Goal:
Every entry that follows should be repeated exactly; drop the images.

Dataset listings of figures:
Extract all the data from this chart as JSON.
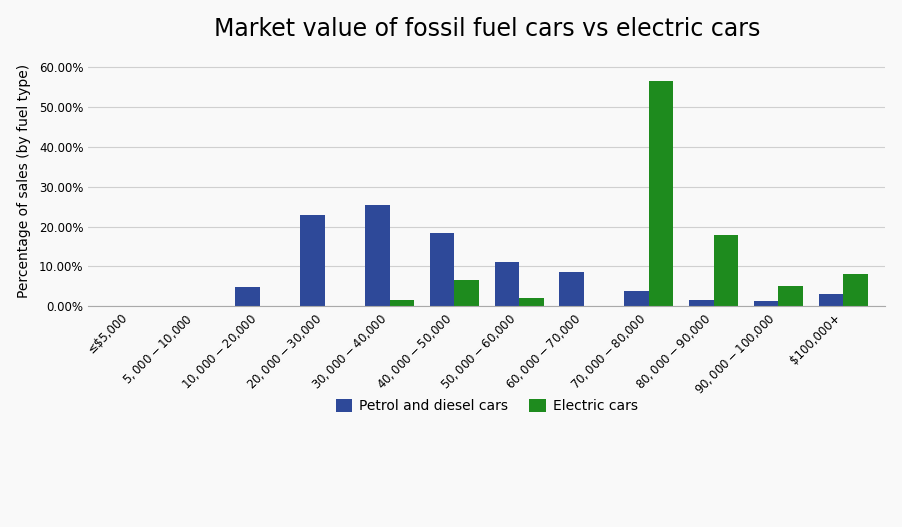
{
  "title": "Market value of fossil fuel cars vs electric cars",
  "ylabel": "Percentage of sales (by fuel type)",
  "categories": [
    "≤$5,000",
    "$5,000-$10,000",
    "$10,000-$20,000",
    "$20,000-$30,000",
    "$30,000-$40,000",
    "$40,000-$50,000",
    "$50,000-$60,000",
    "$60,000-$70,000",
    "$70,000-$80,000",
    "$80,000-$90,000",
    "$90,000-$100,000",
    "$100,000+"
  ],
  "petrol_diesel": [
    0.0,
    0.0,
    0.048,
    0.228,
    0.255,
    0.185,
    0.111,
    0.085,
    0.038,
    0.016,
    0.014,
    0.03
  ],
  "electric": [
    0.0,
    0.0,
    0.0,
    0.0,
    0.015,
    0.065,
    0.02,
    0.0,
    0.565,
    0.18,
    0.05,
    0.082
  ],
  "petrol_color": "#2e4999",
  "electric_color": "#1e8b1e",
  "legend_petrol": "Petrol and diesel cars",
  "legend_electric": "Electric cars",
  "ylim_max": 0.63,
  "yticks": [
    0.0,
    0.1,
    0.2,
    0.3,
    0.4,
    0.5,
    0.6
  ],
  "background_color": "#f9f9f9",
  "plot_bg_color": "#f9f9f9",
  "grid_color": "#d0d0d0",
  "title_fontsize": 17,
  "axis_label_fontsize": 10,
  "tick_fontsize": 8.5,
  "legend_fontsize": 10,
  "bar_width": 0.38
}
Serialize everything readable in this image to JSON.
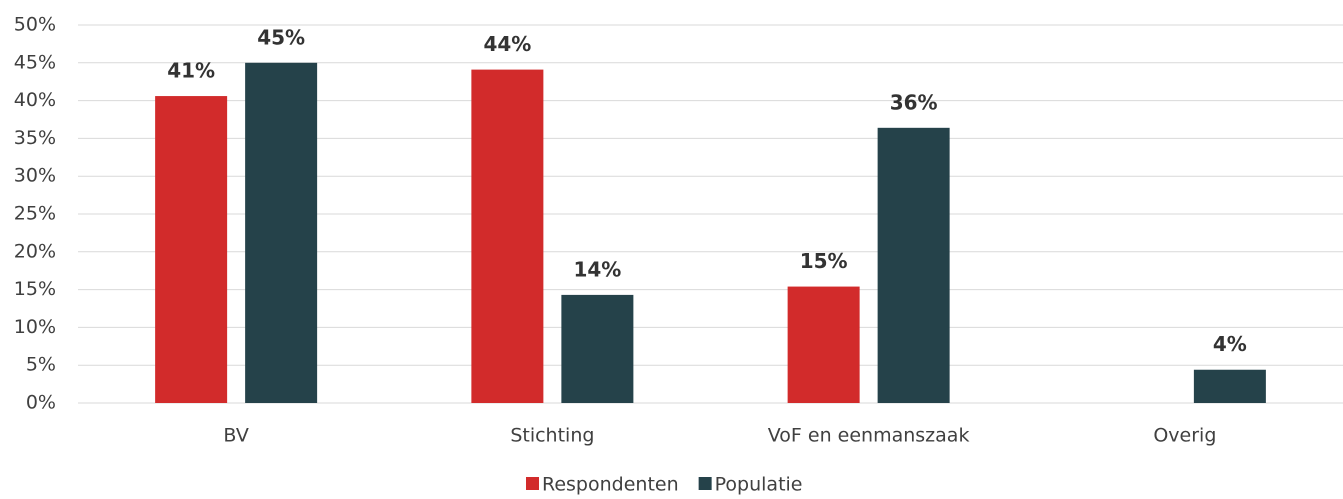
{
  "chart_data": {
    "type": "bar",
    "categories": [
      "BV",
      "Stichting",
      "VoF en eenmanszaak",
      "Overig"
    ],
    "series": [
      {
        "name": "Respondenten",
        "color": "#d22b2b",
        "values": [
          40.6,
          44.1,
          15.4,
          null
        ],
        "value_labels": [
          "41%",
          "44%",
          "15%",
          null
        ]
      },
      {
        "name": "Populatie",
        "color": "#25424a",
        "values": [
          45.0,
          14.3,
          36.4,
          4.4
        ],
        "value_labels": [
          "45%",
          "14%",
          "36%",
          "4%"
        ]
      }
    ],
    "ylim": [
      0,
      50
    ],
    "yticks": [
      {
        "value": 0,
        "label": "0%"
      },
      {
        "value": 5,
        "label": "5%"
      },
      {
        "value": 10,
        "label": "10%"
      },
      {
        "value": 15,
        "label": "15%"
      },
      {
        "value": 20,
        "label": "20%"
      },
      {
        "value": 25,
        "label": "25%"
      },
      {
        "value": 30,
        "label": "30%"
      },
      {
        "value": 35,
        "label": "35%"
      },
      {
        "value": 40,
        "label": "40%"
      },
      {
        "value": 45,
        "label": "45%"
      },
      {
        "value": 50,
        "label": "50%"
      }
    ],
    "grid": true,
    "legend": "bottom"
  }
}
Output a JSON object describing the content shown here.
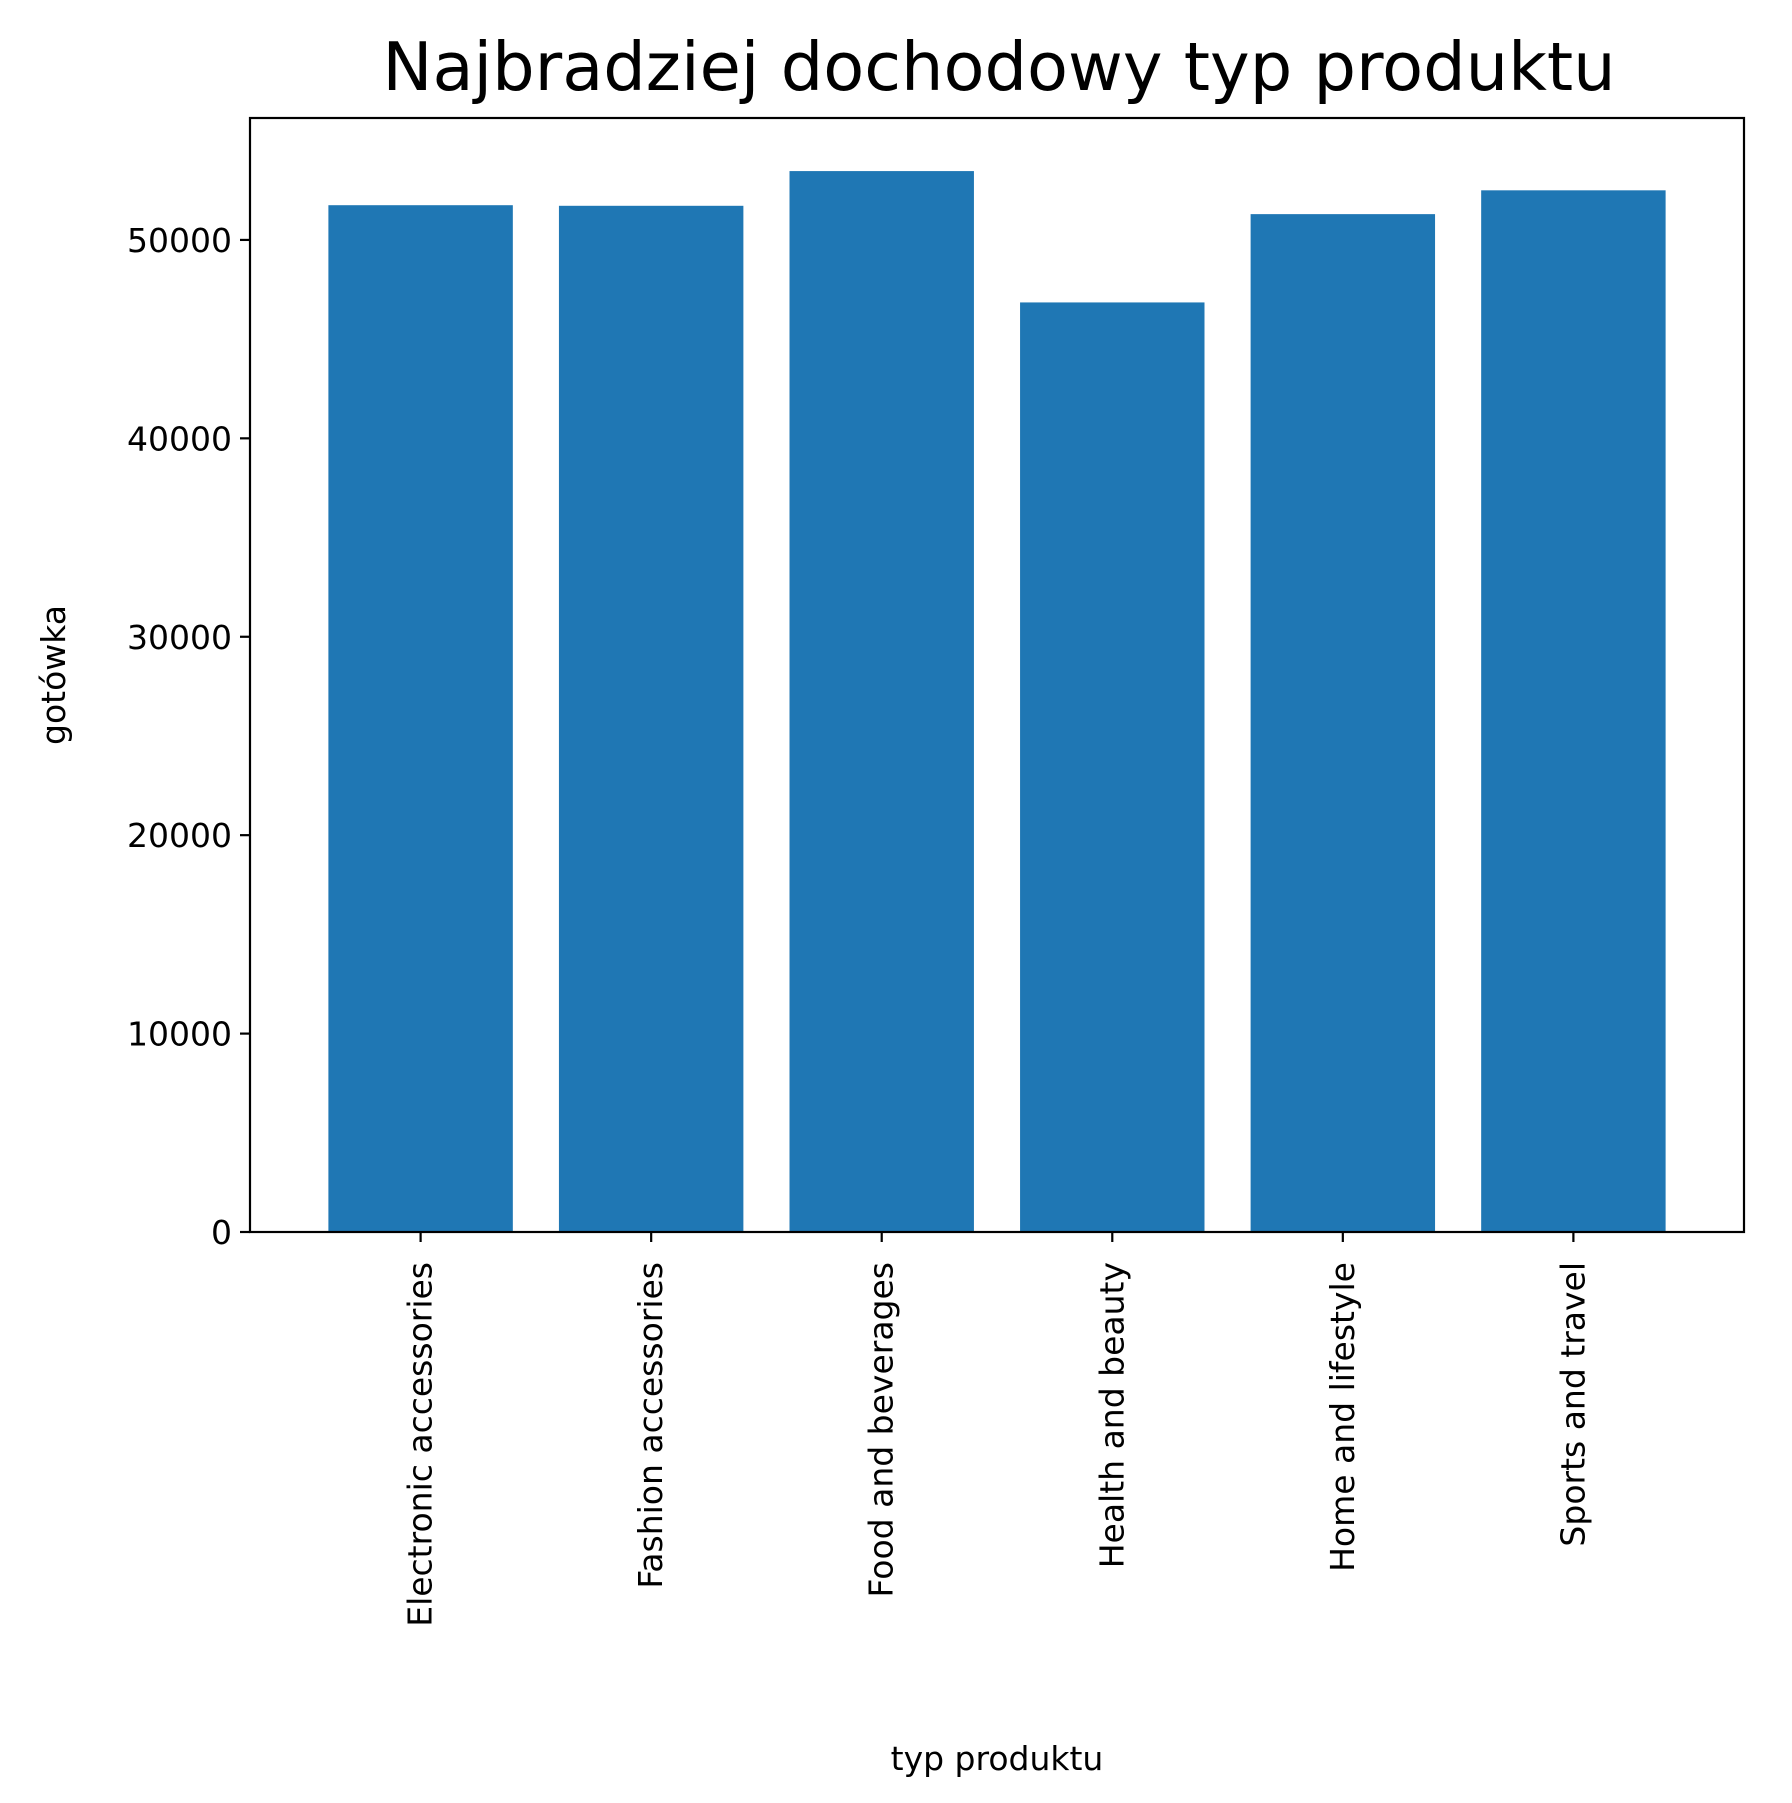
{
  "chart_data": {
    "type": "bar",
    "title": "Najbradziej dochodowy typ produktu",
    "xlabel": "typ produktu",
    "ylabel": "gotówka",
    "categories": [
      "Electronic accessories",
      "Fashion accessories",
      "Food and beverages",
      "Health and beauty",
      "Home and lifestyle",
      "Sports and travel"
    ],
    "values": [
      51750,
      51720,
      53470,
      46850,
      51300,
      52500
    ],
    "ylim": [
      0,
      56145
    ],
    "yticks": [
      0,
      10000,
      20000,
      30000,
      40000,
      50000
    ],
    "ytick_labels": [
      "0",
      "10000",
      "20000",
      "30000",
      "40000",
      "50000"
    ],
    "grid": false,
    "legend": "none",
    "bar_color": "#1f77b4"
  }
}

Response below:
Extract all the data from this chart as JSON.
{
  "title": "Market value of fossil fuel cars vs electric cars",
  "ylabel": "Percentage of sales (by fuel type)",
  "categories": [
    "≤$5,000",
    "$5,000-$10,000",
    "$10,000-$20,000",
    "$20,000-$30,000",
    "$30,000-$40,000",
    "$40,000-$50,000",
    "$50,000-$60,000",
    "$60,000-$70,000",
    "$70,000-$80,000",
    "$80,000-$90,000",
    "$90,000-$100,000",
    "$100,000+"
  ],
  "petrol_diesel": [
    0.0,
    0.0,
    0.048,
    0.228,
    0.255,
    0.185,
    0.111,
    0.085,
    0.038,
    0.016,
    0.014,
    0.03
  ],
  "electric": [
    0.0,
    0.0,
    0.0,
    0.0,
    0.015,
    0.065,
    0.02,
    0.0,
    0.565,
    0.18,
    0.05,
    0.082
  ],
  "petrol_color": "#2e4999",
  "electric_color": "#1e8b1e",
  "legend_petrol": "Petrol and diesel cars",
  "legend_electric": "Electric cars",
  "ylim_max": 0.63,
  "yticks": [
    0.0,
    0.1,
    0.2,
    0.3,
    0.4,
    0.5,
    0.6
  ],
  "background_color": "#f9f9f9",
  "plot_bg_color": "#f9f9f9",
  "grid_color": "#d0d0d0",
  "title_fontsize": 17,
  "axis_label_fontsize": 10,
  "tick_fontsize": 8.5,
  "legend_fontsize": 10,
  "bar_width": 0.38
}
Serialize everything readable in this image to JSON.
{
  "chart_data": {
    "type": "bar",
    "categories": [
      "BV",
      "Stichting",
      "VoF en eenmanszaak",
      "Overig"
    ],
    "series": [
      {
        "name": "Respondenten",
        "color": "#d22b2b",
        "values": [
          40.6,
          44.1,
          15.4,
          null
        ],
        "value_labels": [
          "41%",
          "44%",
          "15%",
          null
        ]
      },
      {
        "name": "Populatie",
        "color": "#25424a",
        "values": [
          45.0,
          14.3,
          36.4,
          4.4
        ],
        "value_labels": [
          "45%",
          "14%",
          "36%",
          "4%"
        ]
      }
    ],
    "ylim": [
      0,
      50
    ],
    "yticks": [
      {
        "value": 0,
        "label": "0%"
      },
      {
        "value": 5,
        "label": "5%"
      },
      {
        "value": 10,
        "label": "10%"
      },
      {
        "value": 15,
        "label": "15%"
      },
      {
        "value": 20,
        "label": "20%"
      },
      {
        "value": 25,
        "label": "25%"
      },
      {
        "value": 30,
        "label": "30%"
      },
      {
        "value": 35,
        "label": "35%"
      },
      {
        "value": 40,
        "label": "40%"
      },
      {
        "value": 45,
        "label": "45%"
      },
      {
        "value": 50,
        "label": "50%"
      }
    ],
    "grid": true,
    "legend": "bottom"
  }
}
Output a JSON object describing the content shown here.
{
  "chart_data": {
    "type": "bar",
    "title": "Najbradziej dochodowy typ produktu",
    "xlabel": "typ produktu",
    "ylabel": "gotówka",
    "categories": [
      "Electronic accessories",
      "Fashion accessories",
      "Food and beverages",
      "Health and beauty",
      "Home and lifestyle",
      "Sports and travel"
    ],
    "values": [
      51750,
      51720,
      53470,
      46850,
      51300,
      52500
    ],
    "ylim": [
      0,
      56145
    ],
    "yticks": [
      0,
      10000,
      20000,
      30000,
      40000,
      50000
    ],
    "ytick_labels": [
      "0",
      "10000",
      "20000",
      "30000",
      "40000",
      "50000"
    ],
    "grid": false,
    "legend": "none",
    "bar_color": "#1f77b4"
  }
}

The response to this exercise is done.